> _Stated problem_
Every entry here needs to be repeated exactly.

> _Data excerpts_
--------------------

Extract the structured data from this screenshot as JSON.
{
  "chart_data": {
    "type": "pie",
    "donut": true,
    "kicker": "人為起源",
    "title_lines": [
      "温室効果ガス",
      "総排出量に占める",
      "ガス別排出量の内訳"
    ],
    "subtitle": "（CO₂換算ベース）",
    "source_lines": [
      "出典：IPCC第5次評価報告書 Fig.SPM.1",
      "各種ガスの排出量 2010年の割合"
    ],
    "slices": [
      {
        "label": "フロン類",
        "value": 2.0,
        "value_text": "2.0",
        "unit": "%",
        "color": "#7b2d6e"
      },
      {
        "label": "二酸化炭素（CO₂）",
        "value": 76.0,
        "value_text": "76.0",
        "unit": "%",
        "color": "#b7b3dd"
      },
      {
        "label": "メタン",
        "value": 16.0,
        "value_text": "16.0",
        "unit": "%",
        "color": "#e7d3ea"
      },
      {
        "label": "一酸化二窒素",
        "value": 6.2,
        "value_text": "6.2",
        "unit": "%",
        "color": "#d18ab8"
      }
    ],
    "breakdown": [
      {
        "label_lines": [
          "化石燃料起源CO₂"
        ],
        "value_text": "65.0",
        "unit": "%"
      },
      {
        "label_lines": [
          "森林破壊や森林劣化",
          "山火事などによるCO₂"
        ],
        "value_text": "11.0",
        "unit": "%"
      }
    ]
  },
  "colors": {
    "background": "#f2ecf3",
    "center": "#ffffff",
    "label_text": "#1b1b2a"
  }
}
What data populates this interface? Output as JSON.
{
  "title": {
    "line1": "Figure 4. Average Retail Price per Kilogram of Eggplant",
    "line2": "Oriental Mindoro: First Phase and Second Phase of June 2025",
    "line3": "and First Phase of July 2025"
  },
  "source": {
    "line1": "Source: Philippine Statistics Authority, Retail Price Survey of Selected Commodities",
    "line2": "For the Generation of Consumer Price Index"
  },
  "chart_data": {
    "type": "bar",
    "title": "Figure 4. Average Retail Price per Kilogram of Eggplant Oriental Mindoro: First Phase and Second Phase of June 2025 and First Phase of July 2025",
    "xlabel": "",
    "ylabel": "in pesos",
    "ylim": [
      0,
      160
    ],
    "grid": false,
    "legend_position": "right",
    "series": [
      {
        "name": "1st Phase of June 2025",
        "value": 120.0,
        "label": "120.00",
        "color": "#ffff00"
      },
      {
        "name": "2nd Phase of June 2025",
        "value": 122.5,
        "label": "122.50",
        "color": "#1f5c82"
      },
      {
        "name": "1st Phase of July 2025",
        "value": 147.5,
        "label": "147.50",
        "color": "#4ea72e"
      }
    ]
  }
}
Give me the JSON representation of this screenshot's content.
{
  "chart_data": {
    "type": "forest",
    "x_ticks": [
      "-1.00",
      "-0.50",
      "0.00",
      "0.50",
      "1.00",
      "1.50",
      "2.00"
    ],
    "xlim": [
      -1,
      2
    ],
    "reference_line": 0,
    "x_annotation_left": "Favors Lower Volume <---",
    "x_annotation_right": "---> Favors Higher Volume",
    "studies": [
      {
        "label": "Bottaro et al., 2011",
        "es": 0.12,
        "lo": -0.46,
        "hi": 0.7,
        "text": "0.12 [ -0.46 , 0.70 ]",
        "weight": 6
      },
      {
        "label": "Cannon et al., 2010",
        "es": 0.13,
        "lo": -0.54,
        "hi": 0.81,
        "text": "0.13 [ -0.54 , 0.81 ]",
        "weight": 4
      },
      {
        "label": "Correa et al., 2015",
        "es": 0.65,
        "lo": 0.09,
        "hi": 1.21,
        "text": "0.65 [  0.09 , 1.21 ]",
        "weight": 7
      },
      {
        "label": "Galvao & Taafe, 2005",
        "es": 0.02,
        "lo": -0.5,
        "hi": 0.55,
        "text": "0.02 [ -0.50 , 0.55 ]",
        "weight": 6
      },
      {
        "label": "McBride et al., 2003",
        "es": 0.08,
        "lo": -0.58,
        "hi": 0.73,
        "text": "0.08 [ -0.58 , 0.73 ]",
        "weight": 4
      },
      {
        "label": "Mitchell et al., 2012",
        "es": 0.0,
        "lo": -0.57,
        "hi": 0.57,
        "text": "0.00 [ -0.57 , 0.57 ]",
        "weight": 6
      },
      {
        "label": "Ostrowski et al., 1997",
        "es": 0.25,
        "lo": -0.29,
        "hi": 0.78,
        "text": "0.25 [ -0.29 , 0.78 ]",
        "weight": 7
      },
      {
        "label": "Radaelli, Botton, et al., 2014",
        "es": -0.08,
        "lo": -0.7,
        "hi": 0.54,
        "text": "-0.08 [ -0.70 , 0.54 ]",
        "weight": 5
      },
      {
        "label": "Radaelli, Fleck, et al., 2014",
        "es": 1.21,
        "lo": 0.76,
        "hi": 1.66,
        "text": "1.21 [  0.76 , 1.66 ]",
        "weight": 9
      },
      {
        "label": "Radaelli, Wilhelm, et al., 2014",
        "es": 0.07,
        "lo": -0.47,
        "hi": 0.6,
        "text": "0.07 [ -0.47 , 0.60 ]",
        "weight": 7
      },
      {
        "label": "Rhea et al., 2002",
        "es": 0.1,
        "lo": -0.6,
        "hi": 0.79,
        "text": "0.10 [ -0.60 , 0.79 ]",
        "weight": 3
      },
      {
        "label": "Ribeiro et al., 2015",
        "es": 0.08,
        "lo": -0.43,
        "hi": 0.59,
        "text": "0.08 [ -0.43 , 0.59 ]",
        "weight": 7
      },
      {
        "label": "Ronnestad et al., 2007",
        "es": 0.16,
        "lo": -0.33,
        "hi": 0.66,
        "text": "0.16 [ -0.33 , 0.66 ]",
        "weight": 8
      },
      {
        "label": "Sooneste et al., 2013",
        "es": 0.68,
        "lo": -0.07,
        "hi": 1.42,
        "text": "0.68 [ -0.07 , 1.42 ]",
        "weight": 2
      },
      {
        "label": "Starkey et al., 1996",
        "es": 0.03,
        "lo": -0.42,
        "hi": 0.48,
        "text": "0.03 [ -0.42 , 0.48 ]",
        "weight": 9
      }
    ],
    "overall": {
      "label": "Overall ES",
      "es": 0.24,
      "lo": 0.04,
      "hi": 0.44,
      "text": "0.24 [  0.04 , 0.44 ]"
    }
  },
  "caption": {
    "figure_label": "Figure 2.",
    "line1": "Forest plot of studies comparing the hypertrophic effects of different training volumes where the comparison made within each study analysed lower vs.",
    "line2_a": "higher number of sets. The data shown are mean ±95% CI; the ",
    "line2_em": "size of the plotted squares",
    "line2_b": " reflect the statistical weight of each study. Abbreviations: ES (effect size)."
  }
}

--------------------

> _The completed task_
Extract the structured data from this screenshot as JSON.
{
  "chart_data": {
    "type": "pie",
    "donut": true,
    "kicker": "人為起源",
    "title_lines": [
      "温室効果ガス",
      "総排出量に占める",
      "ガス別排出量の内訳"
    ],
    "subtitle": "（CO₂換算ベース）",
    "source_lines": [
      "出典：IPCC第5次評価報告書 Fig.SPM.1",
      "各種ガスの排出量 2010年の割合"
    ],
    "slices": [
      {
        "label": "フロン類",
        "value": 2.0,
        "value_text": "2.0",
        "unit": "%",
        "color": "#7b2d6e"
      },
      {
        "label": "二酸化炭素（CO₂）",
        "value": 76.0,
        "value_text": "76.0",
        "unit": "%",
        "color": "#b7b3dd"
      },
      {
        "label": "メタン",
        "value": 16.0,
        "value_text": "16.0",
        "unit": "%",
        "color": "#e7d3ea"
      },
      {
        "label": "一酸化二窒素",
        "value": 6.2,
        "value_text": "6.2",
        "unit": "%",
        "color": "#d18ab8"
      }
    ],
    "breakdown": [
      {
        "label_lines": [
          "化石燃料起源CO₂"
        ],
        "value_text": "65.0",
        "unit": "%"
      },
      {
        "label_lines": [
          "森林破壊や森林劣化",
          "山火事などによるCO₂"
        ],
        "value_text": "11.0",
        "unit": "%"
      }
    ]
  },
  "colors": {
    "background": "#f2ecf3",
    "center": "#ffffff",
    "label_text": "#1b1b2a"
  }
}
What data populates this interface? Output as JSON.
{
  "title": {
    "line1": "Figure 4. Average Retail Price per Kilogram of Eggplant",
    "line2": "Oriental Mindoro: First Phase and Second Phase of June 2025",
    "line3": "and First Phase of July 2025"
  },
  "source": {
    "line1": "Source: Philippine Statistics Authority, Retail Price Survey of Selected Commodities",
    "line2": "For the Generation of Consumer Price Index"
  },
  "chart_data": {
    "type": "bar",
    "title": "Figure 4. Average Retail Price per Kilogram of Eggplant Oriental Mindoro: First Phase and Second Phase of June 2025 and First Phase of July 2025",
    "xlabel": "",
    "ylabel": "in pesos",
    "ylim": [
      0,
      160
    ],
    "grid": false,
    "legend_position": "right",
    "series": [
      {
        "name": "1st Phase of June 2025",
        "value": 120.0,
        "label": "120.00",
        "color": "#ffff00"
      },
      {
        "name": "2nd Phase of June 2025",
        "value": 122.5,
        "label": "122.50",
        "color": "#1f5c82"
      },
      {
        "name": "1st Phase of July 2025",
        "value": 147.5,
        "label": "147.50",
        "color": "#4ea72e"
      }
    ]
  }
}
Give me the JSON representation of this screenshot's content.
{
  "chart_data": {
    "type": "forest",
    "x_ticks": [
      "-1.00",
      "-0.50",
      "0.00",
      "0.50",
      "1.00",
      "1.50",
      "2.00"
    ],
    "xlim": [
      -1,
      2
    ],
    "reference_line": 0,
    "x_annotation_left": "Favors Lower Volume <---",
    "x_annotation_right": "---> Favors Higher Volume",
    "studies": [
      {
        "label": "Bottaro et al., 2011",
        "es": 0.12,
        "lo": -0.46,
        "hi": 0.7,
        "text": "0.12 [ -0.46 , 0.70 ]",
        "weight": 6
      },
      {
        "label": "Cannon et al., 2010",
        "es": 0.13,
        "lo": -0.54,
        "hi": 0.81,
        "text": "0.13 [ -0.54 , 0.81 ]",
        "weight": 4
      },
      {
        "label": "Correa et al., 2015",
        "es": 0.65,
        "lo": 0.09,
        "hi": 1.21,
        "text": "0.65 [  0.09 , 1.21 ]",
        "weight": 7
      },
      {
        "label": "Galvao & Taafe, 2005",
        "es": 0.02,
        "lo": -0.5,
        "hi": 0.55,
        "text": "0.02 [ -0.50 , 0.55 ]",
        "weight": 6
      },
      {
        "label": "McBride et al., 2003",
        "es": 0.08,
        "lo": -0.58,
        "hi": 0.73,
        "text": "0.08 [ -0.58 , 0.73 ]",
        "weight": 4
      },
      {
        "label": "Mitchell et al., 2012",
        "es": 0.0,
        "lo": -0.57,
        "hi": 0.57,
        "text": "0.00 [ -0.57 , 0.57 ]",
        "weight": 6
      },
      {
        "label": "Ostrowski et al., 1997",
        "es": 0.25,
        "lo": -0.29,
        "hi": 0.78,
        "text": "0.25 [ -0.29 , 0.78 ]",
        "weight": 7
      },
      {
        "label": "Radaelli, Botton, et al., 2014",
        "es": -0.08,
        "lo": -0.7,
        "hi": 0.54,
        "text": "-0.08 [ -0.70 , 0.54 ]",
        "weight": 5
      },
      {
        "label": "Radaelli, Fleck, et al., 2014",
        "es": 1.21,
        "lo": 0.76,
        "hi": 1.66,
        "text": "1.21 [  0.76 , 1.66 ]",
        "weight": 9
      },
      {
        "label": "Radaelli, Wilhelm, et al., 2014",
        "es": 0.07,
        "lo": -0.47,
        "hi": 0.6,
        "text": "0.07 [ -0.47 , 0.60 ]",
        "weight": 7
      },
      {
        "label": "Rhea et al., 2002",
        "es": 0.1,
        "lo": -0.6,
        "hi": 0.79,
        "text": "0.10 [ -0.60 , 0.79 ]",
        "weight": 3
      },
      {
        "label": "Ribeiro et al., 2015",
        "es": 0.08,
        "lo": -0.43,
        "hi": 0.59,
        "text": "0.08 [ -0.43 , 0.59 ]",
        "weight": 7
      },
      {
        "label": "Ronnestad et al., 2007",
        "es": 0.16,
        "lo": -0.33,
        "hi": 0.66,
        "text": "0.16 [ -0.33 , 0.66 ]",
        "weight": 8
      },
      {
        "label": "Sooneste et al., 2013",
        "es": 0.68,
        "lo": -0.07,
        "hi": 1.42,
        "text": "0.68 [ -0.07 , 1.42 ]",
        "weight": 2
      },
      {
        "label": "Starkey et al., 1996",
        "es": 0.03,
        "lo": -0.42,
        "hi": 0.48,
        "text": "0.03 [ -0.42 , 0.48 ]",
        "weight": 9
      }
    ],
    "overall": {
      "label": "Overall ES",
      "es": 0.24,
      "lo": 0.04,
      "hi": 0.44,
      "text": "0.24 [  0.04 , 0.44 ]"
    }
  },
  "caption": {
    "figure_label": "Figure 2.",
    "line1": "Forest plot of studies comparing the hypertrophic effects of different training volumes where the comparison made within each study analysed lower vs.",
    "line2_a": "higher number of sets. The data shown are mean ±95% CI; the ",
    "line2_em": "size of the plotted squares",
    "line2_b": " reflect the statistical weight of each study. Abbreviations: ES (effect size)."
  }
}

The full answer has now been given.